## Start Given data
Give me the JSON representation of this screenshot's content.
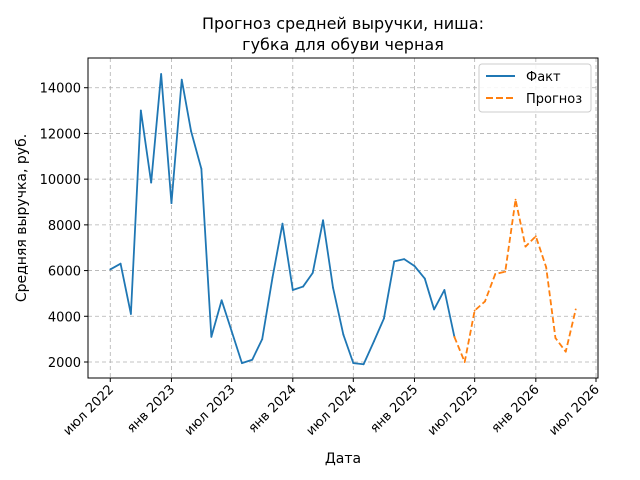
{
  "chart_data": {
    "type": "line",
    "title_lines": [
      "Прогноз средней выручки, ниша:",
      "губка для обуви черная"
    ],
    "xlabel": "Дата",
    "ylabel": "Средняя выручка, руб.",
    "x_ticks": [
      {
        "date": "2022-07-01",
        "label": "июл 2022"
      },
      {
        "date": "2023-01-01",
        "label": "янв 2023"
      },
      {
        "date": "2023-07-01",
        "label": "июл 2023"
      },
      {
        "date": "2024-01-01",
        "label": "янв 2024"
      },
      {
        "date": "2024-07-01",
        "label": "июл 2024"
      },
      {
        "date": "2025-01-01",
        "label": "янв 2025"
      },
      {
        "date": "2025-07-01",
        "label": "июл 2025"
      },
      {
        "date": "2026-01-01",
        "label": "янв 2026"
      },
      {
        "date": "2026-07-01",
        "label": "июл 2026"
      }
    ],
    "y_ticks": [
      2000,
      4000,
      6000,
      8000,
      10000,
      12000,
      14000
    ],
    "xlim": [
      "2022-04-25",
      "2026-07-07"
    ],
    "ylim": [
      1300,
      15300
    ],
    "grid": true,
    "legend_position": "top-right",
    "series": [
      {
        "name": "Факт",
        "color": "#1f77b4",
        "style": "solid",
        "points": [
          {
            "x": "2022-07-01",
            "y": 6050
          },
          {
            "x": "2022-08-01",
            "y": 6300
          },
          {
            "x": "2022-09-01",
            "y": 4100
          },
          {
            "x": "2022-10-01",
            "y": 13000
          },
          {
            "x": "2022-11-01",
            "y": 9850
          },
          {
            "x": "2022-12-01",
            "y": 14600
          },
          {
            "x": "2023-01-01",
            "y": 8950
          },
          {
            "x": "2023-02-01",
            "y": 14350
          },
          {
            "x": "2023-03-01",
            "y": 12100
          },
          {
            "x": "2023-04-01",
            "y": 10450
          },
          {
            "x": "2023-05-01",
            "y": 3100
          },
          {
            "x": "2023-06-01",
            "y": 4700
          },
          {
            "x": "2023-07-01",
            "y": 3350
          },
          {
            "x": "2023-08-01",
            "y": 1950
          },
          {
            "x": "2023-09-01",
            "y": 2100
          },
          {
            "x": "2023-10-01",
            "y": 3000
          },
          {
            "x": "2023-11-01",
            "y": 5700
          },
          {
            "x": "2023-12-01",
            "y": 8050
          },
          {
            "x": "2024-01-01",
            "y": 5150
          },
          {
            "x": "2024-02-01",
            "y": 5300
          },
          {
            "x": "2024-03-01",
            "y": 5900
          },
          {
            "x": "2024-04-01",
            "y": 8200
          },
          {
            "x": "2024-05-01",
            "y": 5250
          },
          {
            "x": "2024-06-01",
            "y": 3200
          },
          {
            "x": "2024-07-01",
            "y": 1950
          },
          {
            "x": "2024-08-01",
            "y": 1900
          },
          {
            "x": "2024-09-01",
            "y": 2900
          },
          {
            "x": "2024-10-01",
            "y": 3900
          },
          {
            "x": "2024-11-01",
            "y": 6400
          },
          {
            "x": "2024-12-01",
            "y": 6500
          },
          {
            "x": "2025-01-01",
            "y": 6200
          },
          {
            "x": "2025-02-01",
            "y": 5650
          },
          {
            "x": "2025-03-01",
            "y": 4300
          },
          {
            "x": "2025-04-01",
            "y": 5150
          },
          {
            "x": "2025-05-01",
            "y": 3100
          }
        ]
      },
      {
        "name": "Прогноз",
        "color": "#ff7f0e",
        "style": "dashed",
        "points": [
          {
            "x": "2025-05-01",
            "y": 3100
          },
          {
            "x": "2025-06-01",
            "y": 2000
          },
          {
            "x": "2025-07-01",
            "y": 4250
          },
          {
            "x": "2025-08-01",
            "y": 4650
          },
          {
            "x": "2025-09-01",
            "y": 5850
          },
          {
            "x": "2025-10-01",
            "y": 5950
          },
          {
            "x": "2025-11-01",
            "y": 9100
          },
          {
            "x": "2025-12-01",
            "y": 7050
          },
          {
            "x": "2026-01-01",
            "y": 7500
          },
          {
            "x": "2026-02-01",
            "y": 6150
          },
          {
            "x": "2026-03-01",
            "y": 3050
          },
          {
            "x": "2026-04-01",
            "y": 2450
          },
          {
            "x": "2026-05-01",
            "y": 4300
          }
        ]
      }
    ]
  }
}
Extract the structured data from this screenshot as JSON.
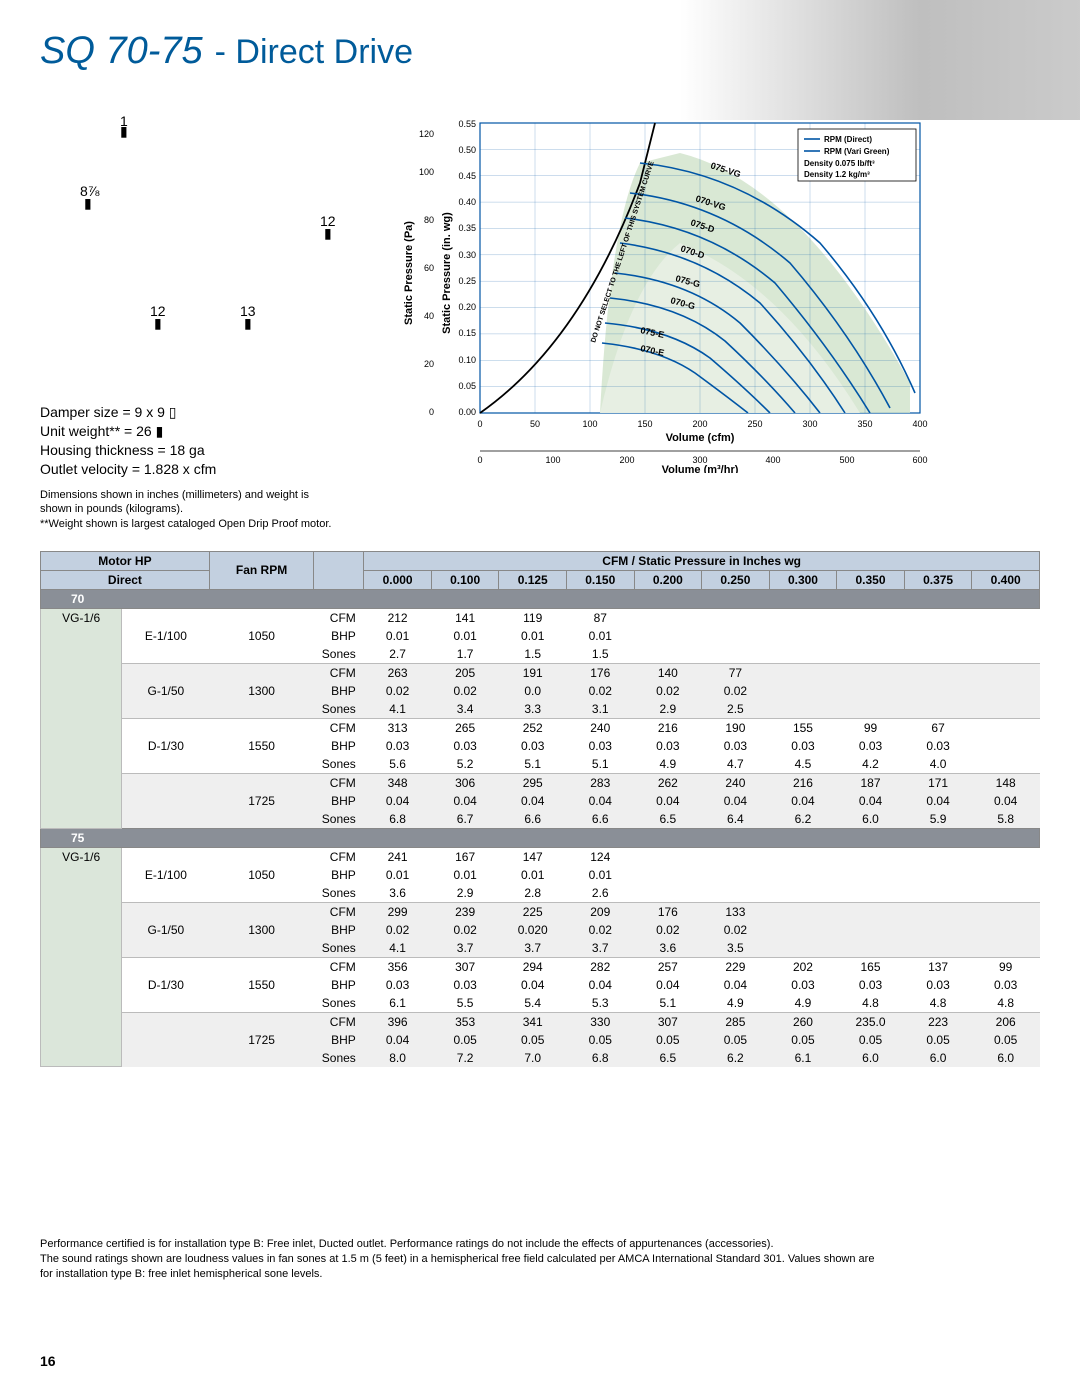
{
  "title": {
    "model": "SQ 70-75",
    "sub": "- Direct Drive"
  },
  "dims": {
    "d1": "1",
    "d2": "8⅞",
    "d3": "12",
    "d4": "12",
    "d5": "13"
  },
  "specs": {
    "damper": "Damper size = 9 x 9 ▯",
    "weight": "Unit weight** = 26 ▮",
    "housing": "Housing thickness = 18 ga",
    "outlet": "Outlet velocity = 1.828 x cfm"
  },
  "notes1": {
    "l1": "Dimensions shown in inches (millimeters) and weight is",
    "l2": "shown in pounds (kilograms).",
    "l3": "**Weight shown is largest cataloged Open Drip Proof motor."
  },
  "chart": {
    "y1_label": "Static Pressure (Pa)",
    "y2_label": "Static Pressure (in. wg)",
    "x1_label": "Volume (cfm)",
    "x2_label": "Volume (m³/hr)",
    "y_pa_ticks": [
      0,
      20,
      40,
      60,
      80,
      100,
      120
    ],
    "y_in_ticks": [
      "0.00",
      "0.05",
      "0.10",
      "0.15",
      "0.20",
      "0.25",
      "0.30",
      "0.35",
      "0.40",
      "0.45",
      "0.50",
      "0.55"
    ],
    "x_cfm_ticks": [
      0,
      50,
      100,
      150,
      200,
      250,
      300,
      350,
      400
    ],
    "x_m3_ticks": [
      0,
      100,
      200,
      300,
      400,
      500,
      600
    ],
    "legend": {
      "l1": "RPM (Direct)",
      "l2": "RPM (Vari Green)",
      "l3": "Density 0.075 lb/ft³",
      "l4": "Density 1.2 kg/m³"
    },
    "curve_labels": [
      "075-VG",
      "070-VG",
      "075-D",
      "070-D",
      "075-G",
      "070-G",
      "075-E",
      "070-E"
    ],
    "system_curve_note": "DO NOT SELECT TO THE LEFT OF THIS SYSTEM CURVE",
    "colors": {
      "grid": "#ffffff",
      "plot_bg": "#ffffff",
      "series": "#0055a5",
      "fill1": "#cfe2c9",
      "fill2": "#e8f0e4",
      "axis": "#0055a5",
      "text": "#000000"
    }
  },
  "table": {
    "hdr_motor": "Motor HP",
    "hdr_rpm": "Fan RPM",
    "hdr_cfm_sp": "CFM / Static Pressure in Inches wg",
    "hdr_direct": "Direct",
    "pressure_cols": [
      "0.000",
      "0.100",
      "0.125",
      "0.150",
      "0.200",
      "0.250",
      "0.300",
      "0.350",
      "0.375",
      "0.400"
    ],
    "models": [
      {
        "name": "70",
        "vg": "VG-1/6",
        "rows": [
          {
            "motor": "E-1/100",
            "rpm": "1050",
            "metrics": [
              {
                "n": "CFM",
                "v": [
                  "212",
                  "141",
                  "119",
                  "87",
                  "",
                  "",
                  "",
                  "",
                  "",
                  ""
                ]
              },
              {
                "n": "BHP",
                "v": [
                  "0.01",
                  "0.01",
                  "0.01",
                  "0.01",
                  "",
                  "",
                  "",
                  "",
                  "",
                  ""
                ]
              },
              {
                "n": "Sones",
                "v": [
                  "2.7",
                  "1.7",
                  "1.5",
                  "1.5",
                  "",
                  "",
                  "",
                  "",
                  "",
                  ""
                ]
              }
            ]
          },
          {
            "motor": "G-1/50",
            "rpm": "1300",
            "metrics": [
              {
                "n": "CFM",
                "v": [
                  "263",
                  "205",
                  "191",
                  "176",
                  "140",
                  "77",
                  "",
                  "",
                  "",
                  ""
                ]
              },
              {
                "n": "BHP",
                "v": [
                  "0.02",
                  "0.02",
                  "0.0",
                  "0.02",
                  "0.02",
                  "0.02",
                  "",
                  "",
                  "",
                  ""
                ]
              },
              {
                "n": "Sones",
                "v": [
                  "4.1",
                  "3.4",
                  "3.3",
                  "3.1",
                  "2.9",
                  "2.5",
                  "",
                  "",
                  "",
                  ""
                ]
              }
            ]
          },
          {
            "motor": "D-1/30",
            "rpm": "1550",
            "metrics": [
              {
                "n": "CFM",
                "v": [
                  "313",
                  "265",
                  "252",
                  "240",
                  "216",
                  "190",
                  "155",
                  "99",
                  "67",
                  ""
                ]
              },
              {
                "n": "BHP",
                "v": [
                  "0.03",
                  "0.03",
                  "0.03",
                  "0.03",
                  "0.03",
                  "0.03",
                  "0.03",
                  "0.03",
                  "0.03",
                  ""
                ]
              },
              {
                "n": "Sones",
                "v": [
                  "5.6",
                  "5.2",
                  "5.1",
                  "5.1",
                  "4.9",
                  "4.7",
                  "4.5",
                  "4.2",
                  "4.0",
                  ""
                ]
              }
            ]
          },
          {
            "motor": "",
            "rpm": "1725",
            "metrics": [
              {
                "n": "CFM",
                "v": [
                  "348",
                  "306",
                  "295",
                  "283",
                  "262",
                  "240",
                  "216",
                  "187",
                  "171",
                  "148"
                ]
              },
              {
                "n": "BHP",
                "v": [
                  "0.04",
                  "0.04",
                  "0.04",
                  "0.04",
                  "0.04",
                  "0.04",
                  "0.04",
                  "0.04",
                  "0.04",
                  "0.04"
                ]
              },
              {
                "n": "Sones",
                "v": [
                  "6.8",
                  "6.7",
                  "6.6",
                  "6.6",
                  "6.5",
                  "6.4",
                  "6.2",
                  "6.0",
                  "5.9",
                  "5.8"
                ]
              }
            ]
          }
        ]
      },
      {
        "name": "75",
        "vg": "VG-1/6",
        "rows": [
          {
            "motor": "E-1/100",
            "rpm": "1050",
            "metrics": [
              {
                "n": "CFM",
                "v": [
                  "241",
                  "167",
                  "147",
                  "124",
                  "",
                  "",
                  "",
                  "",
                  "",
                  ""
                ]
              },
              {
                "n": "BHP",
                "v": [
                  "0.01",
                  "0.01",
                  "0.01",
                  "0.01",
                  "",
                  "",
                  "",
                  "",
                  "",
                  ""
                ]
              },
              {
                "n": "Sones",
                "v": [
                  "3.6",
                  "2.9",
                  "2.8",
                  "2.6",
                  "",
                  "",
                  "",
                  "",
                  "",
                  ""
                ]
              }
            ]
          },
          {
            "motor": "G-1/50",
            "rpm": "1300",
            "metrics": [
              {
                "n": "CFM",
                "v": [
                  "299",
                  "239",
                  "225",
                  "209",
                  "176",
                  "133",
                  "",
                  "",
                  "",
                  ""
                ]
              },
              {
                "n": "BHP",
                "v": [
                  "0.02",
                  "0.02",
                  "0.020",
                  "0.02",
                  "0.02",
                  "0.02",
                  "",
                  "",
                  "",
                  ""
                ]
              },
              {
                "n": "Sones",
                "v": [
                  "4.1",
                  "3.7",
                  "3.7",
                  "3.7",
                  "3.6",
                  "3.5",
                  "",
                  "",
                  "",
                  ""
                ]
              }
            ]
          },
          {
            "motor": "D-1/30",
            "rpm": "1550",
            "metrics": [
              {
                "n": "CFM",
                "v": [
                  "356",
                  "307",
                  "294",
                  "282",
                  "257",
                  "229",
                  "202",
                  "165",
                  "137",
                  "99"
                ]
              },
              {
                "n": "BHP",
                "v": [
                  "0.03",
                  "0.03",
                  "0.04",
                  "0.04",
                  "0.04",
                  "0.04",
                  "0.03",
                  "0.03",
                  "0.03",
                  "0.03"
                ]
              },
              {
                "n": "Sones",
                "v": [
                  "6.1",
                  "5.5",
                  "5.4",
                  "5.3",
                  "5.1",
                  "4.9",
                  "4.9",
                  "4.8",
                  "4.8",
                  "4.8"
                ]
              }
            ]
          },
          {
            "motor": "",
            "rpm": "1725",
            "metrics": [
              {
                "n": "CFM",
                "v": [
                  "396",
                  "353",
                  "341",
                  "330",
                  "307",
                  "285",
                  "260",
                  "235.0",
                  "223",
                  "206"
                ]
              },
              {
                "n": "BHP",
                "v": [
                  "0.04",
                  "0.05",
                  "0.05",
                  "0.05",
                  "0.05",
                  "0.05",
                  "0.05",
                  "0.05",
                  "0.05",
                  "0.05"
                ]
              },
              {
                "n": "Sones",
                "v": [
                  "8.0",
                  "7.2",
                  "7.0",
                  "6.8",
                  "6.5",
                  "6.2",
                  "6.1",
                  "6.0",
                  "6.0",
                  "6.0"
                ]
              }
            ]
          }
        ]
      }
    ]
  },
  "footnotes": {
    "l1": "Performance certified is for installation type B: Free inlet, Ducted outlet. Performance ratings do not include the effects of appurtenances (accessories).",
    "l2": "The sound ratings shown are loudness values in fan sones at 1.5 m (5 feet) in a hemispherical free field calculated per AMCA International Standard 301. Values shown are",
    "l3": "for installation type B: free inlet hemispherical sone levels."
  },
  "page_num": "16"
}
## End Given data
## Start Given data
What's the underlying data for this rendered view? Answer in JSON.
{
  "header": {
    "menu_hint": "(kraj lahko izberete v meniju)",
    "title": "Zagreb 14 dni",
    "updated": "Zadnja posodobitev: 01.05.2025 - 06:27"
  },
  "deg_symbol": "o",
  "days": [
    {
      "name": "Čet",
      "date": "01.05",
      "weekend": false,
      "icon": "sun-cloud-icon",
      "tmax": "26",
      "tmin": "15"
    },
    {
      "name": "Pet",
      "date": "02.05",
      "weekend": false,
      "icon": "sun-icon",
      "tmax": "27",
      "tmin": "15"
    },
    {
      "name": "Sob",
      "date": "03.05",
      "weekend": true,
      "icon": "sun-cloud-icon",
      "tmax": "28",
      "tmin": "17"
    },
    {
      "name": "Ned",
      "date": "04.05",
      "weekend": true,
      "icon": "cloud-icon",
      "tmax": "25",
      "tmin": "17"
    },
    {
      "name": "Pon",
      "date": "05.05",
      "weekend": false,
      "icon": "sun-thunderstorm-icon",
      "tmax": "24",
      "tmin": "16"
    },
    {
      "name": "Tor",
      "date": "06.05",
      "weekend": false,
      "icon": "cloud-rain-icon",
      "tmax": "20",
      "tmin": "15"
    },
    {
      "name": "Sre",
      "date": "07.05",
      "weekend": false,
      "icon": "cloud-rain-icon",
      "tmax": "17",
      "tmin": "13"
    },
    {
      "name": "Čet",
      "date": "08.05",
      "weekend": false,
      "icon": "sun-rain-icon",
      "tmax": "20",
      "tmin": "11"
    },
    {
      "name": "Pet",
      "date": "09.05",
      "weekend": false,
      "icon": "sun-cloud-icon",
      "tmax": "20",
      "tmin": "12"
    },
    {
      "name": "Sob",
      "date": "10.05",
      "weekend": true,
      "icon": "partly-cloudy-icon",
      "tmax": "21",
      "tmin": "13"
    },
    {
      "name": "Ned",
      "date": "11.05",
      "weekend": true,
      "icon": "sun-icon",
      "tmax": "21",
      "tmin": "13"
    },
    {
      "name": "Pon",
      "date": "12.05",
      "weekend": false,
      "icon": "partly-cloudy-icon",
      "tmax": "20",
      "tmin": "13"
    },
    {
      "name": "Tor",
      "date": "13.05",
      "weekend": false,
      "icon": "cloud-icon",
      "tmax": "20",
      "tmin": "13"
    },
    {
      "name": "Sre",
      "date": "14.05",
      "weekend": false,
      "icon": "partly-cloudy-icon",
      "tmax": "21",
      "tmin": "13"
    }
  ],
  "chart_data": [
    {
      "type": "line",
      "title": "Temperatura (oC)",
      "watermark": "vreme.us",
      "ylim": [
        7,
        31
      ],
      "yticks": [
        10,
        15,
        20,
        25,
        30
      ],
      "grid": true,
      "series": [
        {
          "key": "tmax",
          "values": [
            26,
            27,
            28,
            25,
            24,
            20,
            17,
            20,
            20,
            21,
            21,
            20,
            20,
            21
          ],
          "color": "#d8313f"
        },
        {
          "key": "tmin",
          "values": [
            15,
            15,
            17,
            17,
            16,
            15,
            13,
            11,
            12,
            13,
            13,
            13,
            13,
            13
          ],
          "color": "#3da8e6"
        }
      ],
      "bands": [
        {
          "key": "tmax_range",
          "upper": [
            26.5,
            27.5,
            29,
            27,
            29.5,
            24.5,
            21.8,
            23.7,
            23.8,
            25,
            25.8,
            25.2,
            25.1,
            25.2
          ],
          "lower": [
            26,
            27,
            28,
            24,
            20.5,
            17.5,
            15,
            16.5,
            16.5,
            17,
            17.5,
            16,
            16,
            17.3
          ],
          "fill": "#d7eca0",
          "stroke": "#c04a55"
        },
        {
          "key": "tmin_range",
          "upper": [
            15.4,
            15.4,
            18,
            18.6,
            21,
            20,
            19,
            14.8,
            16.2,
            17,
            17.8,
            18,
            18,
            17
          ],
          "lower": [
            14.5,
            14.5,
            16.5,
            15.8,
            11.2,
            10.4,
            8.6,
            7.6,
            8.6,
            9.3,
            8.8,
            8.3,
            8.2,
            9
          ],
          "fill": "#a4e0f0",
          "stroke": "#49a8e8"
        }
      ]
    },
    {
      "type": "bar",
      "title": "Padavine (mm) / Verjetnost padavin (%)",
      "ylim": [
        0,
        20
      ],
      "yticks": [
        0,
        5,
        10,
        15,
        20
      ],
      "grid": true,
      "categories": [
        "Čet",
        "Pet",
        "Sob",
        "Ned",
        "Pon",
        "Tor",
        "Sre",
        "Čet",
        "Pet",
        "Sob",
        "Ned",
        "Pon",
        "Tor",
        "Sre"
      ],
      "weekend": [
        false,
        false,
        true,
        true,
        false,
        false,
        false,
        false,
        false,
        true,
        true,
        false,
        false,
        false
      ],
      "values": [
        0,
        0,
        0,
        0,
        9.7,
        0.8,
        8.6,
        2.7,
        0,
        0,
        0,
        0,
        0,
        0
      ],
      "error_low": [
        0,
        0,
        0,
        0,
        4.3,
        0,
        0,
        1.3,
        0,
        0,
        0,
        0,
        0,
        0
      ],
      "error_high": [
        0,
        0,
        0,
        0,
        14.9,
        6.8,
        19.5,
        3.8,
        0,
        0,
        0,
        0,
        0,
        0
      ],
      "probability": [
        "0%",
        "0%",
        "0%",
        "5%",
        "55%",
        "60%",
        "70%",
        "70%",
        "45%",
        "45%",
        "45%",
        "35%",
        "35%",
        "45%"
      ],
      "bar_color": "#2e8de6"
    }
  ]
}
## End Given data
## Start Given data
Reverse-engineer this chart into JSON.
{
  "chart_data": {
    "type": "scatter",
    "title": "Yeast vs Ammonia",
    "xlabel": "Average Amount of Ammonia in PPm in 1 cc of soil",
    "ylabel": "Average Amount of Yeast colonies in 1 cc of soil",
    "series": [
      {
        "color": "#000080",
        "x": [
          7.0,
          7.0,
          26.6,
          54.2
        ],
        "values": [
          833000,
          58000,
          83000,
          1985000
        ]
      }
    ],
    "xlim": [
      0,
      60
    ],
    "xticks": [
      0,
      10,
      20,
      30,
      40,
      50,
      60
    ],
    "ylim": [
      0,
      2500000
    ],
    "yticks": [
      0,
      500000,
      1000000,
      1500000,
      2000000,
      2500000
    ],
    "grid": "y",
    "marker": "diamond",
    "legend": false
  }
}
## End Given data
• What this task involves
From the records given above, copy all lines containing "Ammonia".

• Solution for this problem
    "title": "Yeast vs Ammonia",
    "xlabel": "Average Amount of Ammonia in PPm in 1 cc of soil",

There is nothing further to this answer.